> Written exercise
Output exactly the lines that run from the line with "Convert this screenshot" to the end of the material, both ends included, and no other lines.

> Provided records
▼
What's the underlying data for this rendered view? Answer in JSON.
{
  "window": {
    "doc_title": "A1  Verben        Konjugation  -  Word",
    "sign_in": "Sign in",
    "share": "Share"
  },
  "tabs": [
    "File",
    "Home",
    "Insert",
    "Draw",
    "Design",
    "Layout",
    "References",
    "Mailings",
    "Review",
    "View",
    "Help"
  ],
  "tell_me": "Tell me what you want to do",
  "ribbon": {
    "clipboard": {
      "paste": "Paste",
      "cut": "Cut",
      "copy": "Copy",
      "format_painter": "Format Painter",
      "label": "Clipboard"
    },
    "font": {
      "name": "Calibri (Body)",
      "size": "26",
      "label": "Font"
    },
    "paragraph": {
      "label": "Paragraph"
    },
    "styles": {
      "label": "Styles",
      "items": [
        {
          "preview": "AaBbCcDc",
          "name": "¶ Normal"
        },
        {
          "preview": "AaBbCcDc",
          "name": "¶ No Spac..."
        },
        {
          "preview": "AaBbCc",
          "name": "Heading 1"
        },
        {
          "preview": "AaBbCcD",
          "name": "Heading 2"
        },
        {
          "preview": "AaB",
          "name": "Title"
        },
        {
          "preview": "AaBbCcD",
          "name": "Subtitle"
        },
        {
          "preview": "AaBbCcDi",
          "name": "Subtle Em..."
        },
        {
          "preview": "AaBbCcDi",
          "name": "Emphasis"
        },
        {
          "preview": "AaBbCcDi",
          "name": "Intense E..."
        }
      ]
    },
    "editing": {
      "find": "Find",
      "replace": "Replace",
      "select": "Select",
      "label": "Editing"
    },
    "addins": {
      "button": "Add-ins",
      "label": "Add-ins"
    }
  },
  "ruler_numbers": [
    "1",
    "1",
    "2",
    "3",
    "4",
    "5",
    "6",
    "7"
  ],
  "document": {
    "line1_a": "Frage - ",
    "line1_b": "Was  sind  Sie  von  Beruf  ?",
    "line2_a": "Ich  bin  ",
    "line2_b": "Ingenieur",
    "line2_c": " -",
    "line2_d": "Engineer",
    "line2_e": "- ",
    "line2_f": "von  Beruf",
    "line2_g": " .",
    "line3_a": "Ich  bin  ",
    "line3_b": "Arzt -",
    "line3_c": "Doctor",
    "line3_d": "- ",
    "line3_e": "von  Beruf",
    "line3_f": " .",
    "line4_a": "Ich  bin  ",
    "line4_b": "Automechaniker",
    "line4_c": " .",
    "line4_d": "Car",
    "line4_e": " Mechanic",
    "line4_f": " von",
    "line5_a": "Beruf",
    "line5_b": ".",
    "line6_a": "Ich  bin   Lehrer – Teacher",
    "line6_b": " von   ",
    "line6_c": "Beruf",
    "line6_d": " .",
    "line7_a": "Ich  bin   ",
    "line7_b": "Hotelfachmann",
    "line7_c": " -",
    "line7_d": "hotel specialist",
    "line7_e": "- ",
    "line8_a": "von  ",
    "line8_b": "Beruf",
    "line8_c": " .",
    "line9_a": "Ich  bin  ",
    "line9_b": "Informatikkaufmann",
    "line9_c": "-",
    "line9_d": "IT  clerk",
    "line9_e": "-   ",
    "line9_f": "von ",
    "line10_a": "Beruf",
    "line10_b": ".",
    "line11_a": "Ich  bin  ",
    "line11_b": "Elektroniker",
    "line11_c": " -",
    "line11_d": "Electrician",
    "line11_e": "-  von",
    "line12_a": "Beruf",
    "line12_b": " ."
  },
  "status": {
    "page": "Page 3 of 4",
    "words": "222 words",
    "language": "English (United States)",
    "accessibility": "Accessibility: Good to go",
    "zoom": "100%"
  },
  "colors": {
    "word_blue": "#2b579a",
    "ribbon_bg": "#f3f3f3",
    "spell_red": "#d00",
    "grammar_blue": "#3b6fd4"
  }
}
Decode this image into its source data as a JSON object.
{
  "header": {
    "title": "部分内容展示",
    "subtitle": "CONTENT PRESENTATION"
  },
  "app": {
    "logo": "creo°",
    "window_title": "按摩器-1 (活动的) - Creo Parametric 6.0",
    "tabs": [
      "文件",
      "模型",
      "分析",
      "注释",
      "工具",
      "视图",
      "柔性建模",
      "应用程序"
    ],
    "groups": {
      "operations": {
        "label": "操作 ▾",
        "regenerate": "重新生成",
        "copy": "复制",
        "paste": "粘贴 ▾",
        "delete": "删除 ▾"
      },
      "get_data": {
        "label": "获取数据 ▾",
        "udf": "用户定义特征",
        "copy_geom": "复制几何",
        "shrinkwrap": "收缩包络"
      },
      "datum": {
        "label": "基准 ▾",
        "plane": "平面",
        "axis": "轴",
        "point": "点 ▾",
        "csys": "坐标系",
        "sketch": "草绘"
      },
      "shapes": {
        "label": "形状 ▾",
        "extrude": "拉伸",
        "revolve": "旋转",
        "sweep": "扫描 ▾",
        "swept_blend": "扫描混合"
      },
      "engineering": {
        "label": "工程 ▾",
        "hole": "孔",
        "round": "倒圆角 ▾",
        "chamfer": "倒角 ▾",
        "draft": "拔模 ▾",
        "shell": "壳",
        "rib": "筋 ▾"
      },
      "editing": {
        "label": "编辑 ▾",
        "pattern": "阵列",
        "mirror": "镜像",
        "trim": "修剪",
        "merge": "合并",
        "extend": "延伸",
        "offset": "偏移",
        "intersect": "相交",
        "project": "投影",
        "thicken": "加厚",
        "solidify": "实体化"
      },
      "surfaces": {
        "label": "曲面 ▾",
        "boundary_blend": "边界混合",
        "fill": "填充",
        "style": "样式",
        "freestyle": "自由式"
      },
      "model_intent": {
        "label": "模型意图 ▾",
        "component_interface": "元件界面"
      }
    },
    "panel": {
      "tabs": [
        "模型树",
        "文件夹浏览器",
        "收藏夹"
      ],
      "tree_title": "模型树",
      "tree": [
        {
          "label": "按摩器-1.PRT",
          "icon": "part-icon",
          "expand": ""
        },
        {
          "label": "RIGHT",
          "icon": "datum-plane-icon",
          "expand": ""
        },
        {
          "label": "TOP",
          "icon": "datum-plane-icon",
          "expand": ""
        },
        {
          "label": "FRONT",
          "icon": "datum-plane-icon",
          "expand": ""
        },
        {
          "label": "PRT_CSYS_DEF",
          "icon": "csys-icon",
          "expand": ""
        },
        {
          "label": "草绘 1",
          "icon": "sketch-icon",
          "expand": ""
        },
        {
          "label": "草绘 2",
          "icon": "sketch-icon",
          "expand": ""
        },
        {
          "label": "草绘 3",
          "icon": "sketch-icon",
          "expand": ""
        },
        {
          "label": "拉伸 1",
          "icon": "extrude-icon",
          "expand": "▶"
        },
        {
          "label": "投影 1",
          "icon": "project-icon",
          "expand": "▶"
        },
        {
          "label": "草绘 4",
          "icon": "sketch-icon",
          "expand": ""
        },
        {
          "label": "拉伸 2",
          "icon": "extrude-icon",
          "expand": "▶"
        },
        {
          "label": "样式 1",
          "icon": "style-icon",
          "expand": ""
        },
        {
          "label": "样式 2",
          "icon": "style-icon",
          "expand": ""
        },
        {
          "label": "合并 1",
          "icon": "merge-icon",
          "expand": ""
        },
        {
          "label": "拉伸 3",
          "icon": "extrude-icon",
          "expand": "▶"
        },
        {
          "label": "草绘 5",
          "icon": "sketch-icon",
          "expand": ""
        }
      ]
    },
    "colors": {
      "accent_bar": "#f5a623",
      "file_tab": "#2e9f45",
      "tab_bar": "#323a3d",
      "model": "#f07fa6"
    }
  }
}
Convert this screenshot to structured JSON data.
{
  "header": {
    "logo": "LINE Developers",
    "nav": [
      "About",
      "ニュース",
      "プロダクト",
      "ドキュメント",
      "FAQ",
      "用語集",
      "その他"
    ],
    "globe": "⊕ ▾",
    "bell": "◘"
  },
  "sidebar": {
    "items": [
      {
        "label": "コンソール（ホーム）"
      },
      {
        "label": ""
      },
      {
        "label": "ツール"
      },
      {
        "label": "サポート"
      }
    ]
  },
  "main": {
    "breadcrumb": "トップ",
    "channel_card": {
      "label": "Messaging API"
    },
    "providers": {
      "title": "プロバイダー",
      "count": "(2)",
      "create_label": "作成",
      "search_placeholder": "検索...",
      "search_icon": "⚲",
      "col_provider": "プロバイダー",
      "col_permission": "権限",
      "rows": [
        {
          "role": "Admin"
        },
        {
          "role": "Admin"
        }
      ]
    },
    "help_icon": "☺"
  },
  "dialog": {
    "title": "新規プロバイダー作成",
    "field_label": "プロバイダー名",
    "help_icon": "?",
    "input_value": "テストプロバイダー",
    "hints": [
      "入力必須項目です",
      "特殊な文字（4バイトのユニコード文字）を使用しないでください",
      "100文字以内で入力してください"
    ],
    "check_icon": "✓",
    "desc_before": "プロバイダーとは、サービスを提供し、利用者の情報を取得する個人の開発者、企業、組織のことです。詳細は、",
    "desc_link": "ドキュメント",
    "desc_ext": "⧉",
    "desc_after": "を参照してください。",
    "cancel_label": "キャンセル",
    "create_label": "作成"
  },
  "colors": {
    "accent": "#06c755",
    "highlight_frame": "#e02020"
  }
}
▲
> Answer
Convert this screenshot to structured JSON data.
{
  "header": {
    "logo": "LINE Developers",
    "nav": [
      "About",
      "ニュース",
      "プロダクト",
      "ドキュメント",
      "FAQ",
      "用語集",
      "その他"
    ],
    "globe": "⊕ ▾",
    "bell": "◘"
  },
  "sidebar": {
    "items": [
      {
        "label": "コンソール（ホーム）"
      },
      {
        "label": ""
      },
      {
        "label": "ツール"
      },
      {
        "label": "サポート"
      }
    ]
  },
  "main": {
    "breadcrumb": "トップ",
    "channel_card": {
      "label": "Messaging API"
    },
    "providers": {
      "title": "プロバイダー",
      "count": "(2)",
      "create_label": "作成",
      "search_placeholder": "検索...",
      "search_icon": "⚲",
      "col_provider": "プロバイダー",
      "col_permission": "権限",
      "rows": [
        {
          "role": "Admin"
        },
        {
          "role": "Admin"
        }
      ]
    },
    "help_icon": "☺"
  },
  "dialog": {
    "title": "新規プロバイダー作成",
    "field_label": "プロバイダー名",
    "help_icon": "?",
    "input_value": "テストプロバイダー",
    "hints": [
      "入力必須項目です",
      "特殊な文字（4バイトのユニコード文字）を使用しないでください",
      "100文字以内で入力してください"
    ],
    "check_icon": "✓",
    "desc_before": "プロバイダーとは、サービスを提供し、利用者の情報を取得する個人の開発者、企業、組織のことです。詳細は、",
    "desc_link": "ドキュメント",
    "desc_ext": "⧉",
    "desc_after": "を参照してください。",
    "cancel_label": "キャンセル",
    "create_label": "作成"
  },
  "colors": {
    "accent": "#06c755",
    "highlight_frame": "#e02020"
  }
}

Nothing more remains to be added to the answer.